§ **TO DO**: Transcribe the records exactly. Pictures do not belong in the transcription.

§ **EXERCISE INPUT**:

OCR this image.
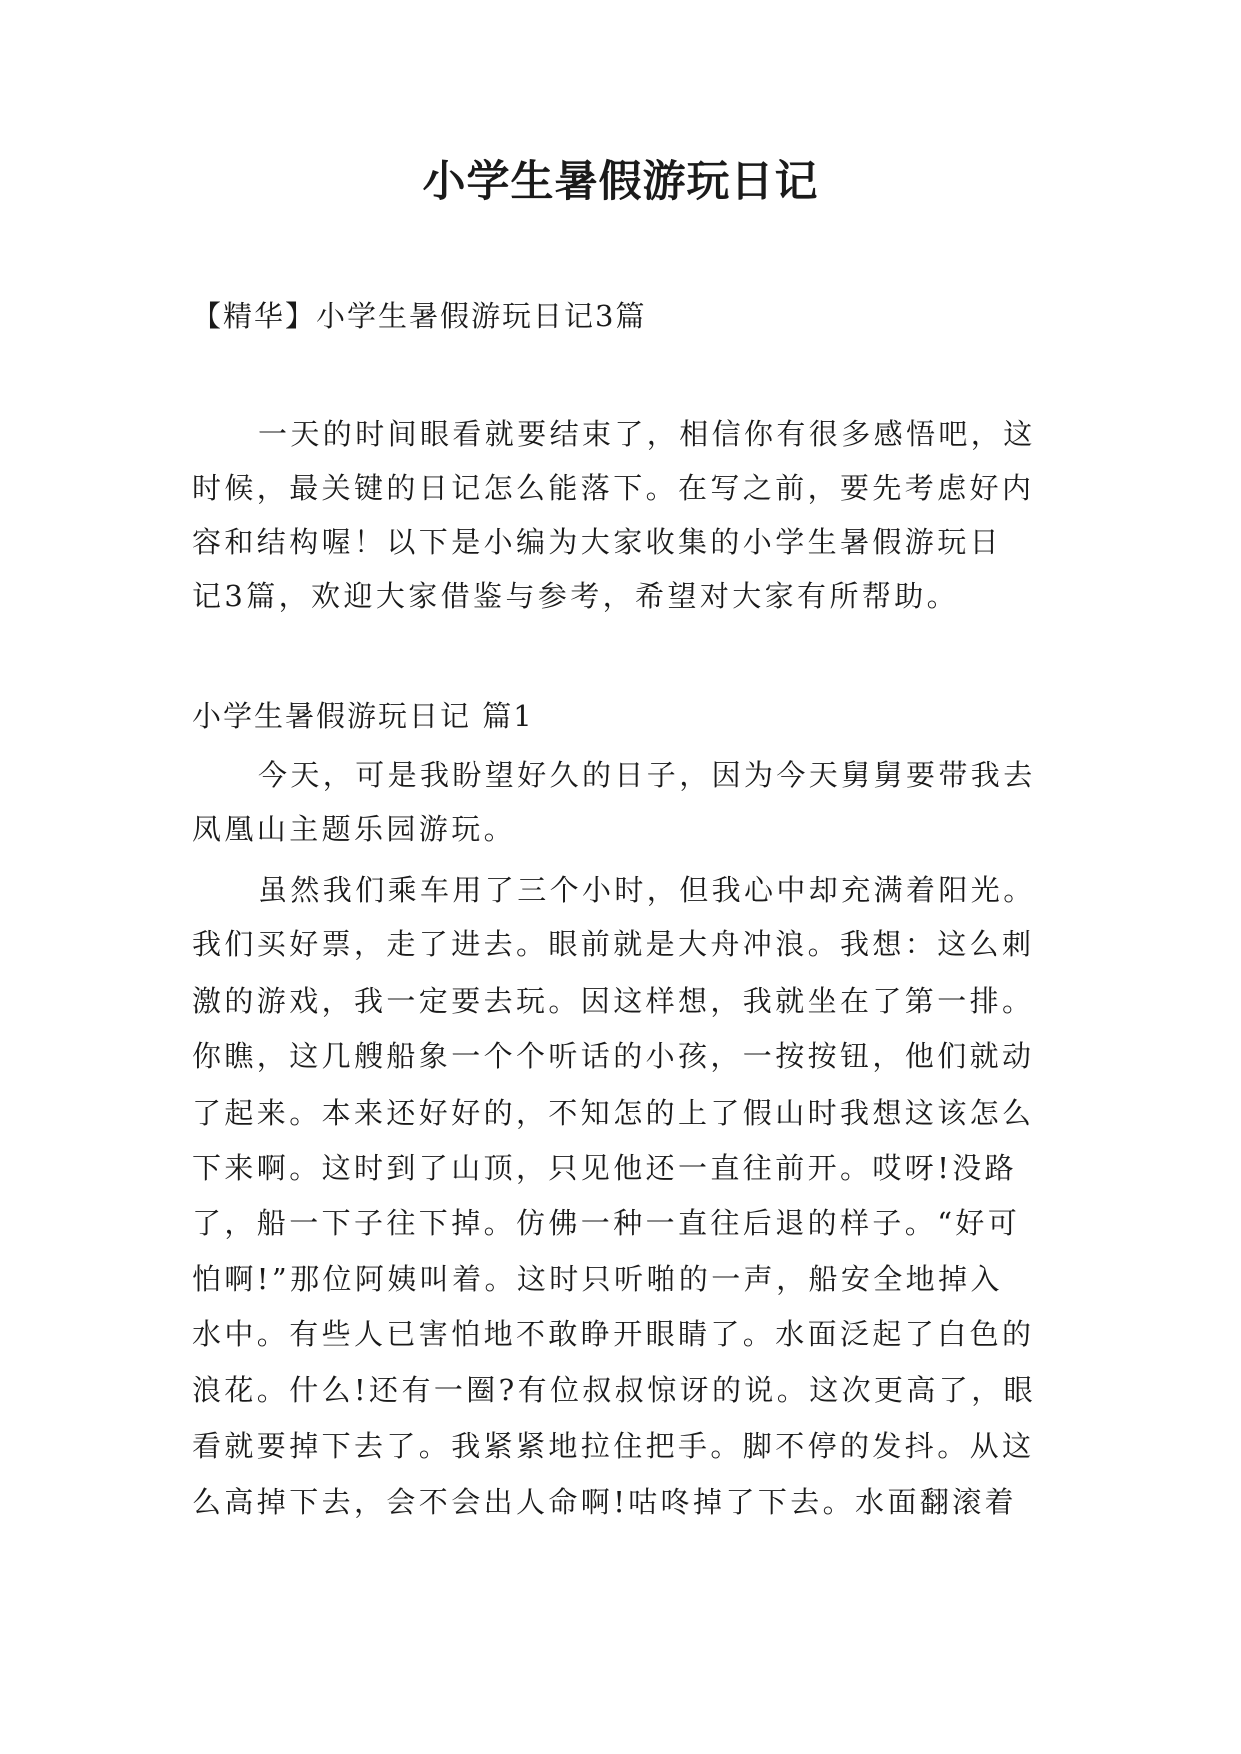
小学生暑假游玩日记
【精华】小学生暑假游玩日记3篇
一天的时间眼看就要结束了，相信你有很多感悟吧，这
时候，最关键的日记怎么能落下。在写之前，要先考虑好内
容和结构喔！以下是小编为大家收集的小学生暑假游玩日
记3篇，欢迎大家借鉴与参考，希望对大家有所帮助。
小学生暑假游玩日记 篇1
今天，可是我盼望好久的日子，因为今天舅舅要带我去
凤凰山主题乐园游玩。
虽然我们乘车用了三个小时，但我心中却充满着阳光。
我们买好票，走了进去。眼前就是大舟冲浪。我想：这么刺
激的游戏，我一定要去玩。因这样想，我就坐在了第一排。
你瞧，这几艘船象一个个听话的小孩，一按按钮，他们就动
了起来。本来还好好的，不知怎的上了假山时我想这该怎么
下来啊。这时到了山顶，只见他还一直往前开。哎呀!没路
了，船一下子往下掉。仿佛一种一直往后退的样子。“好可
怕啊!”那位阿姨叫着。这时只听啪的一声，船安全地掉入
水中。有些人已害怕地不敢睁开眼睛了。水面泛起了白色的
浪花。什么!还有一圈?有位叔叔惊讶的说。这次更高了，眼
看就要掉下去了。我紧紧地拉住把手。脚不停的发抖。从这
么高掉下去，会不会出人命啊!咕咚掉了下去。水面翻滚着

§ **TASK RESULT**:
OCR this image.
小学生暑假游玩日记
【精华】小学生暑假游玩日记3篇
一天的时间眼看就要结束了，相信你有很多感悟吧，这
时候，最关键的日记怎么能落下。在写之前，要先考虑好内
容和结构喔！以下是小编为大家收集的小学生暑假游玩日
记3篇，欢迎大家借鉴与参考，希望对大家有所帮助。
小学生暑假游玩日记 篇1
今天，可是我盼望好久的日子，因为今天舅舅要带我去
凤凰山主题乐园游玩。
虽然我们乘车用了三个小时，但我心中却充满着阳光。
我们买好票，走了进去。眼前就是大舟冲浪。我想：这么刺
激的游戏，我一定要去玩。因这样想，我就坐在了第一排。
你瞧，这几艘船象一个个听话的小孩，一按按钮，他们就动
了起来。本来还好好的，不知怎的上了假山时我想这该怎么
下来啊。这时到了山顶，只见他还一直往前开。哎呀!没路
了，船一下子往下掉。仿佛一种一直往后退的样子。“好可
怕啊!”那位阿姨叫着。这时只听啪的一声，船安全地掉入
水中。有些人已害怕地不敢睁开眼睛了。水面泛起了白色的
浪花。什么!还有一圈?有位叔叔惊讶的说。这次更高了，眼
看就要掉下去了。我紧紧地拉住把手。脚不停的发抖。从这
么高掉下去，会不会出人命啊!咕咚掉了下去。水面翻滚着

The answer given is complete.